• [Task to carry out]:
Produce a word-for-word copy of the listing below without its pictures.

───── Material for the task

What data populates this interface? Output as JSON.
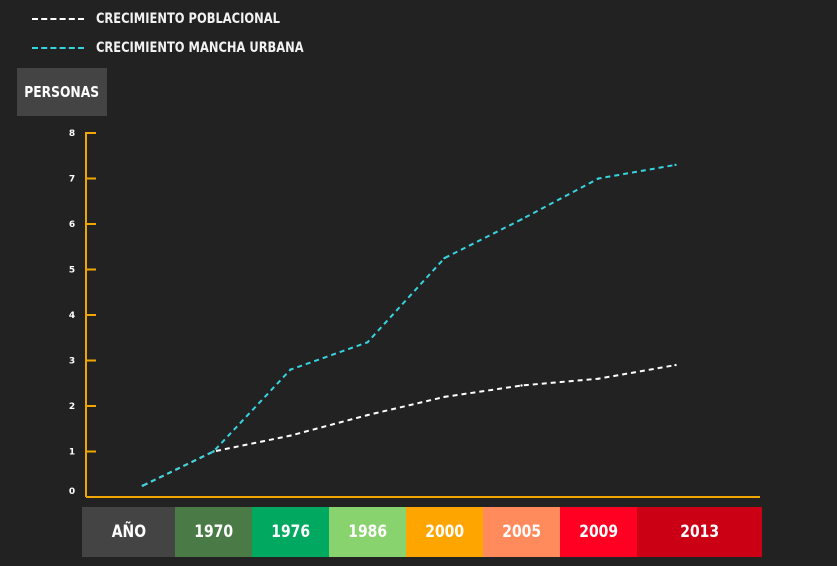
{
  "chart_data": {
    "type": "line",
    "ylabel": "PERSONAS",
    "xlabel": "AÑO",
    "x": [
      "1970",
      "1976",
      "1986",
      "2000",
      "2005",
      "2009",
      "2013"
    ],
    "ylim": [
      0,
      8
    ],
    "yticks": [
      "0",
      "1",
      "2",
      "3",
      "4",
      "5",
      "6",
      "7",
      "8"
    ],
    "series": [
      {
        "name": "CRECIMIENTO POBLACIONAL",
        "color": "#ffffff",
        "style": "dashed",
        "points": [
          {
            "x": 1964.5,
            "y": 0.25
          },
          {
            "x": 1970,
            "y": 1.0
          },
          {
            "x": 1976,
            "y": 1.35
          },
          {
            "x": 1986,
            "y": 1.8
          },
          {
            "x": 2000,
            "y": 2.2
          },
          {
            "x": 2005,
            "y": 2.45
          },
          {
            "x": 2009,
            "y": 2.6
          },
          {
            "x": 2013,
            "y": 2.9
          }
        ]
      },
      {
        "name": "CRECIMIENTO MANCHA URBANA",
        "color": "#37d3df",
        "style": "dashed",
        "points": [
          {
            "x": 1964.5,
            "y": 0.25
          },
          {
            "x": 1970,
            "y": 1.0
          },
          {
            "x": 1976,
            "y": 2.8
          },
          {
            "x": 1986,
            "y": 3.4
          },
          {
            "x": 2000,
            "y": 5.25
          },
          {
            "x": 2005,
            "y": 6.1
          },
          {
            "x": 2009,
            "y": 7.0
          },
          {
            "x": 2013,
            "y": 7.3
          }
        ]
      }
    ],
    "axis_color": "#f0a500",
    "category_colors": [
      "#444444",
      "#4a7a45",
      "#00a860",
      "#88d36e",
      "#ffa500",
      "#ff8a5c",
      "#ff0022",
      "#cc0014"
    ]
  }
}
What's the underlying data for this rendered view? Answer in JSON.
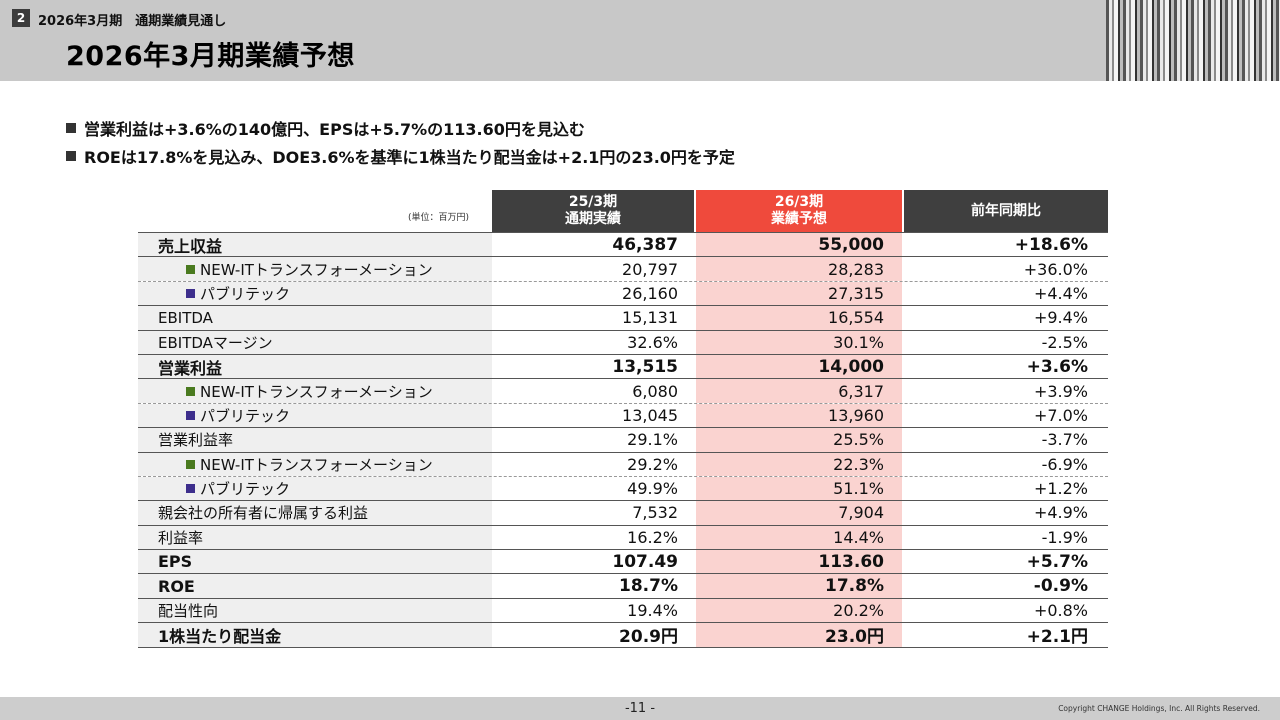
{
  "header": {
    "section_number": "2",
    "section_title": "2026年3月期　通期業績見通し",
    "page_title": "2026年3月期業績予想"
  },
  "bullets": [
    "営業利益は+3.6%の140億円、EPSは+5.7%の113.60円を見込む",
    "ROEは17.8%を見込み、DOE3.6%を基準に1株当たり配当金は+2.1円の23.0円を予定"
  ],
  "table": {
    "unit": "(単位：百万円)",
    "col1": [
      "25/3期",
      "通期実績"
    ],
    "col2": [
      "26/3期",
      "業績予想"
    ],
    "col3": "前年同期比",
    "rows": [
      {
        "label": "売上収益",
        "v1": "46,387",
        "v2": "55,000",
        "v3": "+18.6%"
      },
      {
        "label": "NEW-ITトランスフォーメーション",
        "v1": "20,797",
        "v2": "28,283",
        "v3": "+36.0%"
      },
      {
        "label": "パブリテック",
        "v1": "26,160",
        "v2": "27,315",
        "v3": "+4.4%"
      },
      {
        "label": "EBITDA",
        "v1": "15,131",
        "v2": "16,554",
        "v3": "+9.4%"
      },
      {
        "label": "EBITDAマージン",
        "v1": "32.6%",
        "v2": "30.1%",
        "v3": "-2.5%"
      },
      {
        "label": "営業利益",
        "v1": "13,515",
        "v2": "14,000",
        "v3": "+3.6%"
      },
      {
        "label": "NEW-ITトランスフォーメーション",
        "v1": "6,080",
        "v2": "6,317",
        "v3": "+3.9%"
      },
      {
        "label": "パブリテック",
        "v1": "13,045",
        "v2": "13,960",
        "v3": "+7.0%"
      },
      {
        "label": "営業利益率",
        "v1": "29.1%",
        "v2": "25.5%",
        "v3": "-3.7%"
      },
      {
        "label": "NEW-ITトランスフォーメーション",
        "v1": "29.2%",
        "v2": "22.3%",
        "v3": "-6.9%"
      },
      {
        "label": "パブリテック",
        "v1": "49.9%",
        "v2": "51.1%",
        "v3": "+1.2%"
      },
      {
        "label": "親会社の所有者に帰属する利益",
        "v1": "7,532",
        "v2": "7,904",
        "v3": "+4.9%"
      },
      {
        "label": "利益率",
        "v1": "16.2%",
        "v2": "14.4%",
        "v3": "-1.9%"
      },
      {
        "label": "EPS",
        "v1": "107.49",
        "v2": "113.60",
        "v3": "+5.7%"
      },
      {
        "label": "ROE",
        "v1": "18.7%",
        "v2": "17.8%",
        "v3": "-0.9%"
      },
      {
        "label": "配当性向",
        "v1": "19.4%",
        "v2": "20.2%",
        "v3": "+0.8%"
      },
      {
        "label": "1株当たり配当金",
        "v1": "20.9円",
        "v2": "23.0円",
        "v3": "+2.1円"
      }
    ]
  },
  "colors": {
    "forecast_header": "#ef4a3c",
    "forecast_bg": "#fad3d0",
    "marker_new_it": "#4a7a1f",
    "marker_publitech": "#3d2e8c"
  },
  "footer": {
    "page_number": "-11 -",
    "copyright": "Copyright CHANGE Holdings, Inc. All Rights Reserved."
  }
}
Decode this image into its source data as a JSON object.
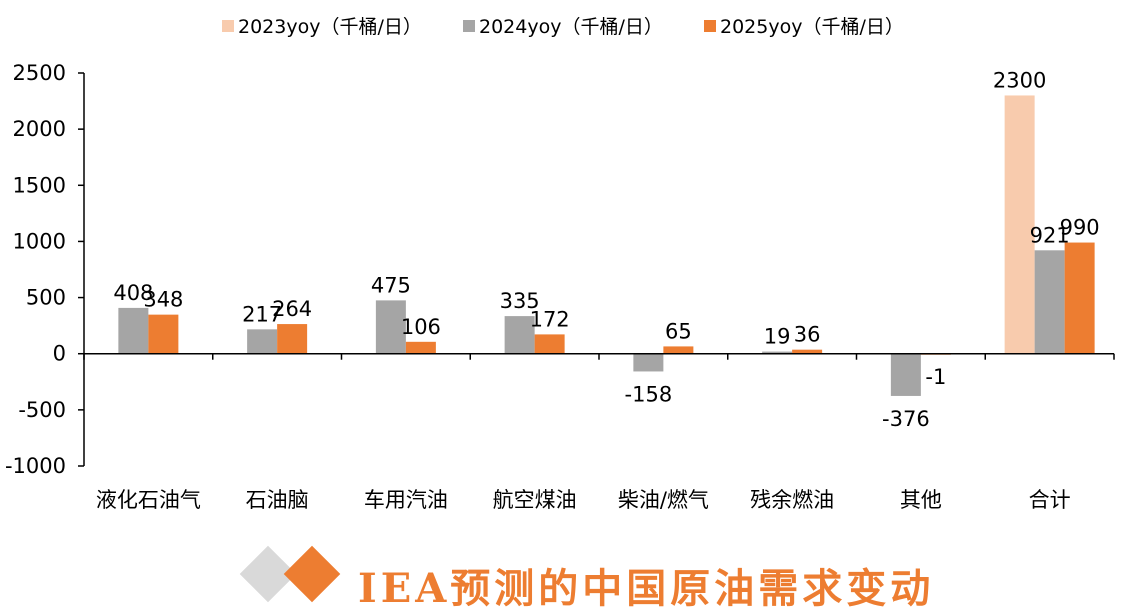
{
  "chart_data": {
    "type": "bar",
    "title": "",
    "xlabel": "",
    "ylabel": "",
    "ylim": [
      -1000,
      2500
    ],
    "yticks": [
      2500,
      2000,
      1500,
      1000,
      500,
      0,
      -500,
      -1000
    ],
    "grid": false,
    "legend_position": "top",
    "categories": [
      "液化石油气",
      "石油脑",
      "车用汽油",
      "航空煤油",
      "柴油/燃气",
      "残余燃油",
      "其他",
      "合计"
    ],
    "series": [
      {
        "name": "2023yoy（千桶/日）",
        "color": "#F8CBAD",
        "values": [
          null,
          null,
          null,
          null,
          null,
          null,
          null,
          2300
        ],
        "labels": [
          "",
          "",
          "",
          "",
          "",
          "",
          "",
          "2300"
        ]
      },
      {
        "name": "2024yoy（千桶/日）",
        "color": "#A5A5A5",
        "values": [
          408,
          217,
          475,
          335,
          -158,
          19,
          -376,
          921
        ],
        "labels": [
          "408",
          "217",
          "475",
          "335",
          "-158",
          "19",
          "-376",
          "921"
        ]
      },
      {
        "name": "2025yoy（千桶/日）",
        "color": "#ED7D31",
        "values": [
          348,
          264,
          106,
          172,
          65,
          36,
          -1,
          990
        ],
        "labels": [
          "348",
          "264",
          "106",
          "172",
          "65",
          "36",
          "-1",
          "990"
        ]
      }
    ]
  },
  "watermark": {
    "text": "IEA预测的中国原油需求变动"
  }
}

──────────

• [Output below]:
What data populates this interface? Output as JSON.
{
  "chart_data": {
    "type": "line",
    "ylabel": "PERSONAS",
    "xlabel": "AÑO",
    "x": [
      "1970",
      "1976",
      "1986",
      "2000",
      "2005",
      "2009",
      "2013"
    ],
    "ylim": [
      0,
      8
    ],
    "yticks": [
      "0",
      "1",
      "2",
      "3",
      "4",
      "5",
      "6",
      "7",
      "8"
    ],
    "series": [
      {
        "name": "CRECIMIENTO POBLACIONAL",
        "color": "#ffffff",
        "style": "dashed",
        "points": [
          {
            "x": 1964.5,
            "y": 0.25
          },
          {
            "x": 1970,
            "y": 1.0
          },
          {
            "x": 1976,
            "y": 1.35
          },
          {
            "x": 1986,
            "y": 1.8
          },
          {
            "x": 2000,
            "y": 2.2
          },
          {
            "x": 2005,
            "y": 2.45
          },
          {
            "x": 2009,
            "y": 2.6
          },
          {
            "x": 2013,
            "y": 2.9
          }
        ]
      },
      {
        "name": "CRECIMIENTO MANCHA URBANA",
        "color": "#37d3df",
        "style": "dashed",
        "points": [
          {
            "x": 1964.5,
            "y": 0.25
          },
          {
            "x": 1970,
            "y": 1.0
          },
          {
            "x": 1976,
            "y": 2.8
          },
          {
            "x": 1986,
            "y": 3.4
          },
          {
            "x": 2000,
            "y": 5.25
          },
          {
            "x": 2005,
            "y": 6.1
          },
          {
            "x": 2009,
            "y": 7.0
          },
          {
            "x": 2013,
            "y": 7.3
          }
        ]
      }
    ],
    "axis_color": "#f0a500",
    "category_colors": [
      "#444444",
      "#4a7a45",
      "#00a860",
      "#88d36e",
      "#ffa500",
      "#ff8a5c",
      "#ff0022",
      "#cc0014"
    ]
  }
}
What's the underlying data for this rendered view? Answer in JSON.
{
  "header": {
    "section_number": "2",
    "section_title": "2026年3月期　通期業績見通し",
    "page_title": "2026年3月期業績予想"
  },
  "bullets": [
    "営業利益は+3.6%の140億円、EPSは+5.7%の113.60円を見込む",
    "ROEは17.8%を見込み、DOE3.6%を基準に1株当たり配当金は+2.1円の23.0円を予定"
  ],
  "table": {
    "unit": "(単位：百万円)",
    "col1": [
      "25/3期",
      "通期実績"
    ],
    "col2": [
      "26/3期",
      "業績予想"
    ],
    "col3": "前年同期比",
    "rows": [
      {
        "label": "売上収益",
        "v1": "46,387",
        "v2": "55,000",
        "v3": "+18.6%"
      },
      {
        "label": "NEW-ITトランスフォーメーション",
        "v1": "20,797",
        "v2": "28,283",
        "v3": "+36.0%"
      },
      {
        "label": "パブリテック",
        "v1": "26,160",
        "v2": "27,315",
        "v3": "+4.4%"
      },
      {
        "label": "EBITDA",
        "v1": "15,131",
        "v2": "16,554",
        "v3": "+9.4%"
      },
      {
        "label": "EBITDAマージン",
        "v1": "32.6%",
        "v2": "30.1%",
        "v3": "-2.5%"
      },
      {
        "label": "営業利益",
        "v1": "13,515",
        "v2": "14,000",
        "v3": "+3.6%"
      },
      {
        "label": "NEW-ITトランスフォーメーション",
        "v1": "6,080",
        "v2": "6,317",
        "v3": "+3.9%"
      },
      {
        "label": "パブリテック",
        "v1": "13,045",
        "v2": "13,960",
        "v3": "+7.0%"
      },
      {
        "label": "営業利益率",
        "v1": "29.1%",
        "v2": "25.5%",
        "v3": "-3.7%"
      },
      {
        "label": "NEW-ITトランスフォーメーション",
        "v1": "29.2%",
        "v2": "22.3%",
        "v3": "-6.9%"
      },
      {
        "label": "パブリテック",
        "v1": "49.9%",
        "v2": "51.1%",
        "v3": "+1.2%"
      },
      {
        "label": "親会社の所有者に帰属する利益",
        "v1": "7,532",
        "v2": "7,904",
        "v3": "+4.9%"
      },
      {
        "label": "利益率",
        "v1": "16.2%",
        "v2": "14.4%",
        "v3": "-1.9%"
      },
      {
        "label": "EPS",
        "v1": "107.49",
        "v2": "113.60",
        "v3": "+5.7%"
      },
      {
        "label": "ROE",
        "v1": "18.7%",
        "v2": "17.8%",
        "v3": "-0.9%"
      },
      {
        "label": "配当性向",
        "v1": "19.4%",
        "v2": "20.2%",
        "v3": "+0.8%"
      },
      {
        "label": "1株当たり配当金",
        "v1": "20.9円",
        "v2": "23.0円",
        "v3": "+2.1円"
      }
    ]
  },
  "colors": {
    "forecast_header": "#ef4a3c",
    "forecast_bg": "#fad3d0",
    "marker_new_it": "#4a7a1f",
    "marker_publitech": "#3d2e8c"
  },
  "footer": {
    "page_number": "-11 -",
    "copyright": "Copyright CHANGE Holdings, Inc. All Rights Reserved."
  }
}
Decode this image into its source data as a JSON object.
{
  "chart_data": {
    "type": "bar",
    "title": "",
    "xlabel": "",
    "ylabel": "",
    "ylim": [
      -1000,
      2500
    ],
    "yticks": [
      2500,
      2000,
      1500,
      1000,
      500,
      0,
      -500,
      -1000
    ],
    "grid": false,
    "legend_position": "top",
    "categories": [
      "液化石油气",
      "石油脑",
      "车用汽油",
      "航空煤油",
      "柴油/燃气",
      "残余燃油",
      "其他",
      "合计"
    ],
    "series": [
      {
        "name": "2023yoy（千桶/日）",
        "color": "#F8CBAD",
        "values": [
          null,
          null,
          null,
          null,
          null,
          null,
          null,
          2300
        ],
        "labels": [
          "",
          "",
          "",
          "",
          "",
          "",
          "",
          "2300"
        ]
      },
      {
        "name": "2024yoy（千桶/日）",
        "color": "#A5A5A5",
        "values": [
          408,
          217,
          475,
          335,
          -158,
          19,
          -376,
          921
        ],
        "labels": [
          "408",
          "217",
          "475",
          "335",
          "-158",
          "19",
          "-376",
          "921"
        ]
      },
      {
        "name": "2025yoy（千桶/日）",
        "color": "#ED7D31",
        "values": [
          348,
          264,
          106,
          172,
          65,
          36,
          -1,
          990
        ],
        "labels": [
          "348",
          "264",
          "106",
          "172",
          "65",
          "36",
          "-1",
          "990"
        ]
      }
    ]
  },
  "watermark": {
    "text": "IEA预测的中国原油需求变动"
  }
}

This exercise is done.